What is asked: Wherever the string "comunità" appears in the listing, copy that line.

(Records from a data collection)
# # #
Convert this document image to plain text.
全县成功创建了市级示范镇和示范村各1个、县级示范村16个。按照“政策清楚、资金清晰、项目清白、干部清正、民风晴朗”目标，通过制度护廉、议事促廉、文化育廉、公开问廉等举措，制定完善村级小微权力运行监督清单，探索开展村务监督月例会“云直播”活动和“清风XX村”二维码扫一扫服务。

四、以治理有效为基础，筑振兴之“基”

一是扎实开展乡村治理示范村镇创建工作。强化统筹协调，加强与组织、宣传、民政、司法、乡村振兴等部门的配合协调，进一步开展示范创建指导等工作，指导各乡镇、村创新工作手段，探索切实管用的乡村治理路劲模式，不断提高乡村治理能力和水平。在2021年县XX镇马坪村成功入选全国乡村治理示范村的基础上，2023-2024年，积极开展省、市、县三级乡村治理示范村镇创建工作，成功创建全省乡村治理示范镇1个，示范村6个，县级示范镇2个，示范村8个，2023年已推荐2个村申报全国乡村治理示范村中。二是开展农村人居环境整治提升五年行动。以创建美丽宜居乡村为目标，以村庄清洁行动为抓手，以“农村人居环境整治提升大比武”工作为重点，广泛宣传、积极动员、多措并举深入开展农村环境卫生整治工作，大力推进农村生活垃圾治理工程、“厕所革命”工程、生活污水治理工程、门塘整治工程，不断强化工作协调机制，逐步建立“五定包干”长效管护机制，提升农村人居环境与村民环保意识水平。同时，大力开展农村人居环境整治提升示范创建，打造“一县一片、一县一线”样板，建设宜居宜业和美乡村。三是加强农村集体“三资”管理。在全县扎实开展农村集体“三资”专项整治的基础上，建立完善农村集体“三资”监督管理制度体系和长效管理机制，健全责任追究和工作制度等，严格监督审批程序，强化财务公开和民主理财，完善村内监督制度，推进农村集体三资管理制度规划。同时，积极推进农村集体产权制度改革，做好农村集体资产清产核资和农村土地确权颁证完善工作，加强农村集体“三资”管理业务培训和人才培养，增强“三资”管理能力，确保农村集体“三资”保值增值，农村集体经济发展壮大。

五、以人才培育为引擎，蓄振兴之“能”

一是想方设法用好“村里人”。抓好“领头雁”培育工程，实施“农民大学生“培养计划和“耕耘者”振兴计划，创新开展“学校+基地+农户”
# # #
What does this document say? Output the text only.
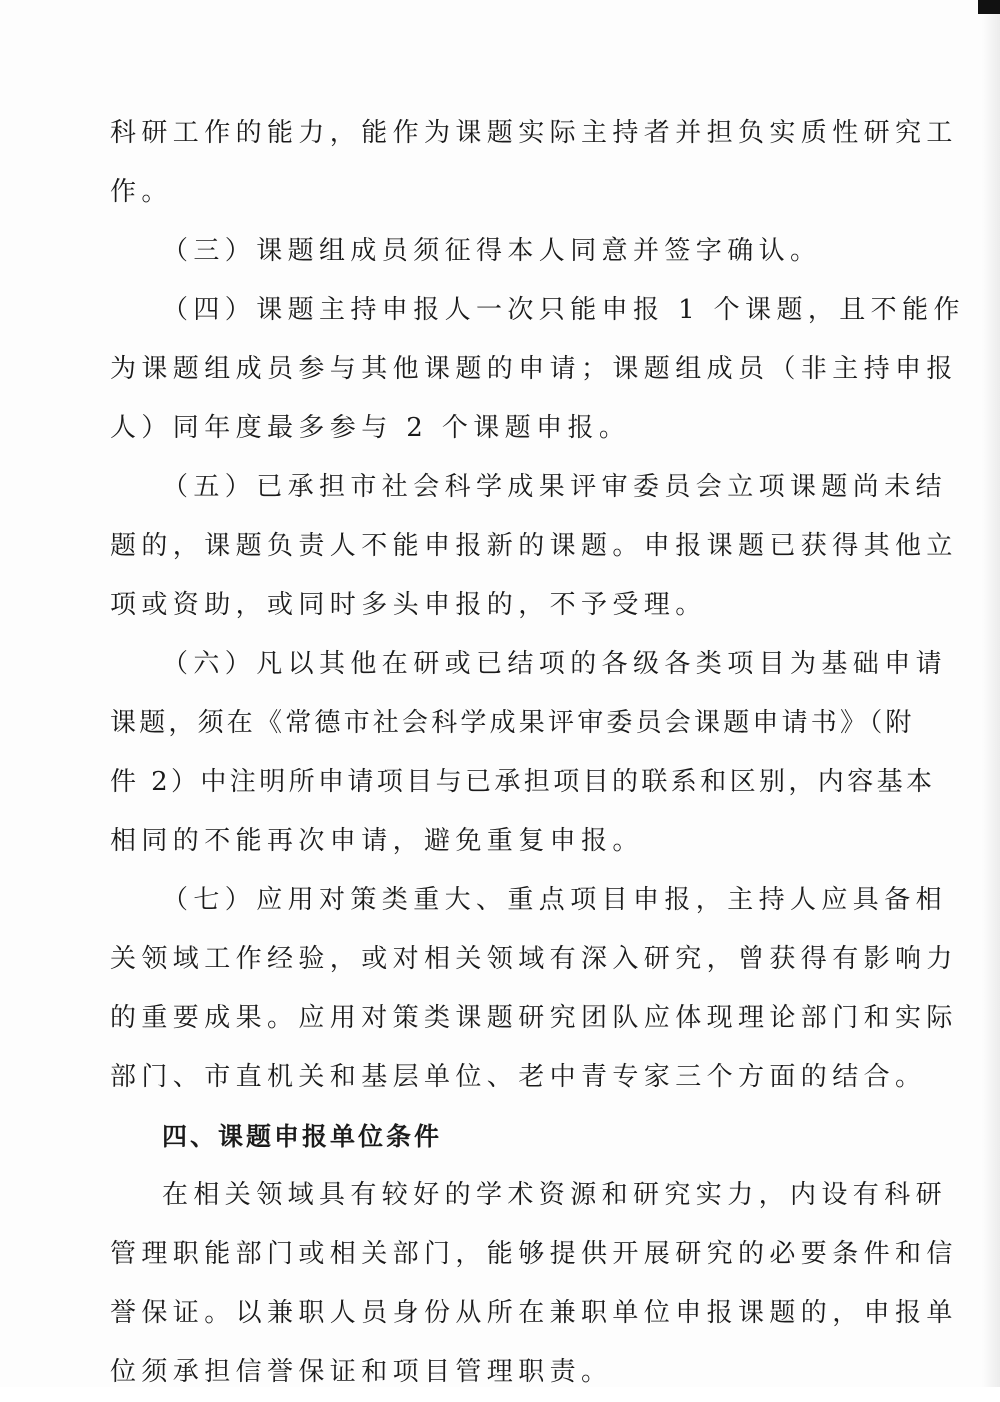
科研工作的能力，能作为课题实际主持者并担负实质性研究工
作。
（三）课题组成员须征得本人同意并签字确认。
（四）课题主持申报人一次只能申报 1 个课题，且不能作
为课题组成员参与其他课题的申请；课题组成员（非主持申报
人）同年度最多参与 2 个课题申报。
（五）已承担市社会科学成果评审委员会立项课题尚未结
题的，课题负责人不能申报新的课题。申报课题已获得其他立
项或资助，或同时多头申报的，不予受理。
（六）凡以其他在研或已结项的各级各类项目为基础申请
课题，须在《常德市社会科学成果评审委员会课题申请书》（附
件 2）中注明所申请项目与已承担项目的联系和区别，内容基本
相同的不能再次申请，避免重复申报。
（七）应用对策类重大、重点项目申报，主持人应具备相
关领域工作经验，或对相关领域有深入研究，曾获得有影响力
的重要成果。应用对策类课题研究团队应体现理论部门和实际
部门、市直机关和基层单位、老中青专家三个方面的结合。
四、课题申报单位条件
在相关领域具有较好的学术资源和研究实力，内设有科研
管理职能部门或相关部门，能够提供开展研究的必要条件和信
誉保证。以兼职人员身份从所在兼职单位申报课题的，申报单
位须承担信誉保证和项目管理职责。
# # #
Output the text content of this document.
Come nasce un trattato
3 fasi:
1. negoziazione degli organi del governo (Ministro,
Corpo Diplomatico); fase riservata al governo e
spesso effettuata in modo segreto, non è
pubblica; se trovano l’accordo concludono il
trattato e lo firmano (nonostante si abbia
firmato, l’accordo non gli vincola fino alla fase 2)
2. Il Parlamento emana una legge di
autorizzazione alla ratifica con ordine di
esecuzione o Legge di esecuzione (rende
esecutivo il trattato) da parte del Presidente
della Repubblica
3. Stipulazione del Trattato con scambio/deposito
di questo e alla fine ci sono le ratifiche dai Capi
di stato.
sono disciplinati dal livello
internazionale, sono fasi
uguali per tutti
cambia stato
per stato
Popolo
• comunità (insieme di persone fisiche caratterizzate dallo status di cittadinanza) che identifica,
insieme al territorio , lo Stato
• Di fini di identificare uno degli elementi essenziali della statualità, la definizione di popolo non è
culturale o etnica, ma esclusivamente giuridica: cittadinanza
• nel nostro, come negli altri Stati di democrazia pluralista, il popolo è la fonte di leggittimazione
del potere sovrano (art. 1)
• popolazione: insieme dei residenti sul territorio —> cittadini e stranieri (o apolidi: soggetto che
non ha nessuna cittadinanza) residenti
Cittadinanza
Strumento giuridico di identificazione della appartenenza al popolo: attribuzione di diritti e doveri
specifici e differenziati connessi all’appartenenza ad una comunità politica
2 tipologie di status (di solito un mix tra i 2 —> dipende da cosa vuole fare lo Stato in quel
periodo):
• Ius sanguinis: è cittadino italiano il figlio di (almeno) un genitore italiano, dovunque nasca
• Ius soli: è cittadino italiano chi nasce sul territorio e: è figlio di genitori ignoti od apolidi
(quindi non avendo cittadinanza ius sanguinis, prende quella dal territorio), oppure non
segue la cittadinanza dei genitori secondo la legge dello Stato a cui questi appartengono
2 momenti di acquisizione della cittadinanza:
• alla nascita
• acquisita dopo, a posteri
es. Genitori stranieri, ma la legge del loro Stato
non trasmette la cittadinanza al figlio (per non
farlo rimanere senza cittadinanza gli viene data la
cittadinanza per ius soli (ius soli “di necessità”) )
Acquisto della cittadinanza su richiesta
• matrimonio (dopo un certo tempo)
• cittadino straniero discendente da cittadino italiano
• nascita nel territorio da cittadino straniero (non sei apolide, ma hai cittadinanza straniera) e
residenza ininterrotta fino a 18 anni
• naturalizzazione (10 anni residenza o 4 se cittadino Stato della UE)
# # #
Written response:
• comunità (insieme di persone fisiche caratterizzate dallo status di cittadinanza) che identifica,
specifici e differenziati connessi all’appartenenza ad una comunità politica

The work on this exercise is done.